- _Requirement_: Word for word, quote all of the material, omitting the pictures.

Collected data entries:

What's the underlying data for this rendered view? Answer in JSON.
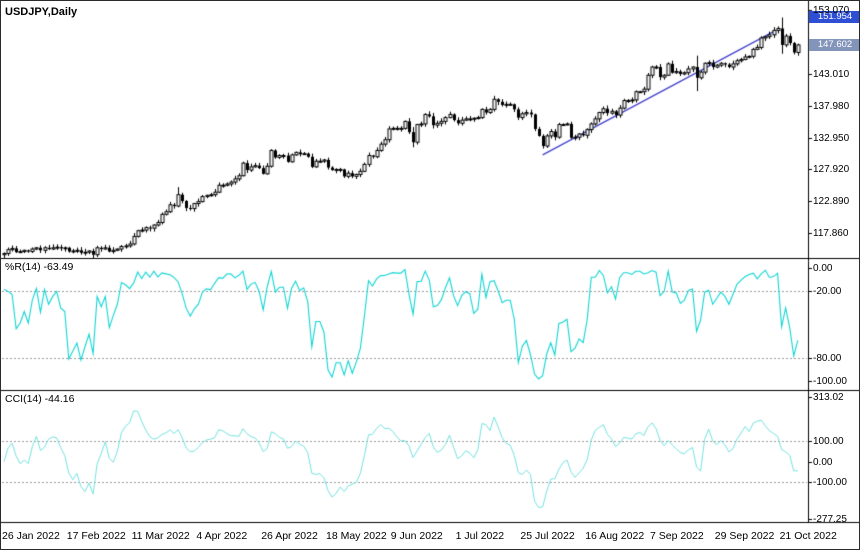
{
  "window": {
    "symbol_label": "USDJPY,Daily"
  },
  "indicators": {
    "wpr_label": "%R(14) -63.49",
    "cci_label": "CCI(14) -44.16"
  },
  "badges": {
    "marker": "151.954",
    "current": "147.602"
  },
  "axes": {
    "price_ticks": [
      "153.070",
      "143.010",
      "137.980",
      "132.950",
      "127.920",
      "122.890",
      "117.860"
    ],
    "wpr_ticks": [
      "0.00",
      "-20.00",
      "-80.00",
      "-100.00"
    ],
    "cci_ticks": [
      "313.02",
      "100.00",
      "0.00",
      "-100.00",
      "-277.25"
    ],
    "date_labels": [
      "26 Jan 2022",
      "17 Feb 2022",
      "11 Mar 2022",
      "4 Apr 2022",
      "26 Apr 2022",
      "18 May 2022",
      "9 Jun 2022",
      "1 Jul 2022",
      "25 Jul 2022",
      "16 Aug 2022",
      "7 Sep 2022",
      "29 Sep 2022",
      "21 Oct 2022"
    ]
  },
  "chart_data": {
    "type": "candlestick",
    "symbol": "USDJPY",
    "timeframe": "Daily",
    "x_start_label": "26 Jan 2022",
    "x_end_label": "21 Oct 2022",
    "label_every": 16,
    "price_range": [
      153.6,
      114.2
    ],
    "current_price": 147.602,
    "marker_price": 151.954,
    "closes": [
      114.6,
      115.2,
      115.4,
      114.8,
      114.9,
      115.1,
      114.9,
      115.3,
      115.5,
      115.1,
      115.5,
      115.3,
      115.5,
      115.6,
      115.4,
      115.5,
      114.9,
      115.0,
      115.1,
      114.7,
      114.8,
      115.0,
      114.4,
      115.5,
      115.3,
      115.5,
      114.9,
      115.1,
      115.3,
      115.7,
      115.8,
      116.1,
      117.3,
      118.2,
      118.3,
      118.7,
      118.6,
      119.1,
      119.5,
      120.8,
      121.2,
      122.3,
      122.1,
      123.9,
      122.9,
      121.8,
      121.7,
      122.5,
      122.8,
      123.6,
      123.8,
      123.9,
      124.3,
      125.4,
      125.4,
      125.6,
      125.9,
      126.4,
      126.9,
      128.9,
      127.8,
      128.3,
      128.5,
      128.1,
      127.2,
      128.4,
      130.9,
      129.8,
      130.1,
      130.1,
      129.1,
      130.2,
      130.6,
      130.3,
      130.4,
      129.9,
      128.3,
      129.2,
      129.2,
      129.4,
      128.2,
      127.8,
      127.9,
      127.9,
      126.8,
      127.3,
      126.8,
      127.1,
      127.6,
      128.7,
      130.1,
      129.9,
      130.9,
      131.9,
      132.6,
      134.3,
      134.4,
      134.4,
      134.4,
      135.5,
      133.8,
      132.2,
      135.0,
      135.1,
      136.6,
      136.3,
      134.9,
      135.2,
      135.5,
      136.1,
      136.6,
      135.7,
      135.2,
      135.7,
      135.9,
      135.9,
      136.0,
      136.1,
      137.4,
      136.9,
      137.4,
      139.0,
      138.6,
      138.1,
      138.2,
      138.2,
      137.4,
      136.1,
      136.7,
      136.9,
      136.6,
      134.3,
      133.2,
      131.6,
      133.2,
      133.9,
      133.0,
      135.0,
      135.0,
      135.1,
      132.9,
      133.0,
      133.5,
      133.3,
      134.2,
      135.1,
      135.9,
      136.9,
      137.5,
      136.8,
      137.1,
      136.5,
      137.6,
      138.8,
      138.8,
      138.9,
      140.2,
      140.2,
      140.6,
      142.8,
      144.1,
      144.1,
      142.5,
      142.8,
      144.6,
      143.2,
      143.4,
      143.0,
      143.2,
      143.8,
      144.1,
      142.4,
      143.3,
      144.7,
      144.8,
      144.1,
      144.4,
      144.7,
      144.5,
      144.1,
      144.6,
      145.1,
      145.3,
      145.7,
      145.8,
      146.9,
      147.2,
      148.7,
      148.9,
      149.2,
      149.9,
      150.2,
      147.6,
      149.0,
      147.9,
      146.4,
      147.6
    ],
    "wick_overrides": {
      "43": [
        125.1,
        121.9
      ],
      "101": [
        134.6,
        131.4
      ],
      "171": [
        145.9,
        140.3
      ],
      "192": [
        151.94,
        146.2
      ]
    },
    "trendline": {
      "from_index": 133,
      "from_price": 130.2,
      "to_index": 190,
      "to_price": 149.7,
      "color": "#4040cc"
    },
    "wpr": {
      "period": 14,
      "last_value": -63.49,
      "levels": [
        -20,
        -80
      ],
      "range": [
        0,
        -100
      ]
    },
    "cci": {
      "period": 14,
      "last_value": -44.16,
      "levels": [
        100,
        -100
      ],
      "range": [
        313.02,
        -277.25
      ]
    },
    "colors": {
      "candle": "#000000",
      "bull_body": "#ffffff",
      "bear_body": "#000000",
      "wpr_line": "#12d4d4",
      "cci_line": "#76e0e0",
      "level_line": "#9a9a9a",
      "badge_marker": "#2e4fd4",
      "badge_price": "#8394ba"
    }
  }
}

- _Solution to this task_:
What's the underlying data for this rendered view? Answer in JSON.
{
  "window": {
    "symbol_label": "USDJPY,Daily"
  },
  "indicators": {
    "wpr_label": "%R(14) -63.49",
    "cci_label": "CCI(14) -44.16"
  },
  "badges": {
    "marker": "151.954",
    "current": "147.602"
  },
  "axes": {
    "price_ticks": [
      "153.070",
      "143.010",
      "137.980",
      "132.950",
      "127.920",
      "122.890",
      "117.860"
    ],
    "wpr_ticks": [
      "0.00",
      "-20.00",
      "-80.00",
      "-100.00"
    ],
    "cci_ticks": [
      "313.02",
      "100.00",
      "0.00",
      "-100.00",
      "-277.25"
    ],
    "date_labels": [
      "26 Jan 2022",
      "17 Feb 2022",
      "11 Mar 2022",
      "4 Apr 2022",
      "26 Apr 2022",
      "18 May 2022",
      "9 Jun 2022",
      "1 Jul 2022",
      "25 Jul 2022",
      "16 Aug 2022",
      "7 Sep 2022",
      "29 Sep 2022",
      "21 Oct 2022"
    ]
  },
  "chart_data": {
    "type": "candlestick",
    "symbol": "USDJPY",
    "timeframe": "Daily",
    "x_start_label": "26 Jan 2022",
    "x_end_label": "21 Oct 2022",
    "label_every": 16,
    "price_range": [
      153.6,
      114.2
    ],
    "current_price": 147.602,
    "marker_price": 151.954,
    "closes": [
      114.6,
      115.2,
      115.4,
      114.8,
      114.9,
      115.1,
      114.9,
      115.3,
      115.5,
      115.1,
      115.5,
      115.3,
      115.5,
      115.6,
      115.4,
      115.5,
      114.9,
      115.0,
      115.1,
      114.7,
      114.8,
      115.0,
      114.4,
      115.5,
      115.3,
      115.5,
      114.9,
      115.1,
      115.3,
      115.7,
      115.8,
      116.1,
      117.3,
      118.2,
      118.3,
      118.7,
      118.6,
      119.1,
      119.5,
      120.8,
      121.2,
      122.3,
      122.1,
      123.9,
      122.9,
      121.8,
      121.7,
      122.5,
      122.8,
      123.6,
      123.8,
      123.9,
      124.3,
      125.4,
      125.4,
      125.6,
      125.9,
      126.4,
      126.9,
      128.9,
      127.8,
      128.3,
      128.5,
      128.1,
      127.2,
      128.4,
      130.9,
      129.8,
      130.1,
      130.1,
      129.1,
      130.2,
      130.6,
      130.3,
      130.4,
      129.9,
      128.3,
      129.2,
      129.2,
      129.4,
      128.2,
      127.8,
      127.9,
      127.9,
      126.8,
      127.3,
      126.8,
      127.1,
      127.6,
      128.7,
      130.1,
      129.9,
      130.9,
      131.9,
      132.6,
      134.3,
      134.4,
      134.4,
      134.4,
      135.5,
      133.8,
      132.2,
      135.0,
      135.1,
      136.6,
      136.3,
      134.9,
      135.2,
      135.5,
      136.1,
      136.6,
      135.7,
      135.2,
      135.7,
      135.9,
      135.9,
      136.0,
      136.1,
      137.4,
      136.9,
      137.4,
      139.0,
      138.6,
      138.1,
      138.2,
      138.2,
      137.4,
      136.1,
      136.7,
      136.9,
      136.6,
      134.3,
      133.2,
      131.6,
      133.2,
      133.9,
      133.0,
      135.0,
      135.0,
      135.1,
      132.9,
      133.0,
      133.5,
      133.3,
      134.2,
      135.1,
      135.9,
      136.9,
      137.5,
      136.8,
      137.1,
      136.5,
      137.6,
      138.8,
      138.8,
      138.9,
      140.2,
      140.2,
      140.6,
      142.8,
      144.1,
      144.1,
      142.5,
      142.8,
      144.6,
      143.2,
      143.4,
      143.0,
      143.2,
      143.8,
      144.1,
      142.4,
      143.3,
      144.7,
      144.8,
      144.1,
      144.4,
      144.7,
      144.5,
      144.1,
      144.6,
      145.1,
      145.3,
      145.7,
      145.8,
      146.9,
      147.2,
      148.7,
      148.9,
      149.2,
      149.9,
      150.2,
      147.6,
      149.0,
      147.9,
      146.4,
      147.6
    ],
    "wick_overrides": {
      "43": [
        125.1,
        121.9
      ],
      "101": [
        134.6,
        131.4
      ],
      "171": [
        145.9,
        140.3
      ],
      "192": [
        151.94,
        146.2
      ]
    },
    "trendline": {
      "from_index": 133,
      "from_price": 130.2,
      "to_index": 190,
      "to_price": 149.7,
      "color": "#4040cc"
    },
    "wpr": {
      "period": 14,
      "last_value": -63.49,
      "levels": [
        -20,
        -80
      ],
      "range": [
        0,
        -100
      ]
    },
    "cci": {
      "period": 14,
      "last_value": -44.16,
      "levels": [
        100,
        -100
      ],
      "range": [
        313.02,
        -277.25
      ]
    },
    "colors": {
      "candle": "#000000",
      "bull_body": "#ffffff",
      "bear_body": "#000000",
      "wpr_line": "#12d4d4",
      "cci_line": "#76e0e0",
      "level_line": "#9a9a9a",
      "badge_marker": "#2e4fd4",
      "badge_price": "#8394ba"
    }
  }
}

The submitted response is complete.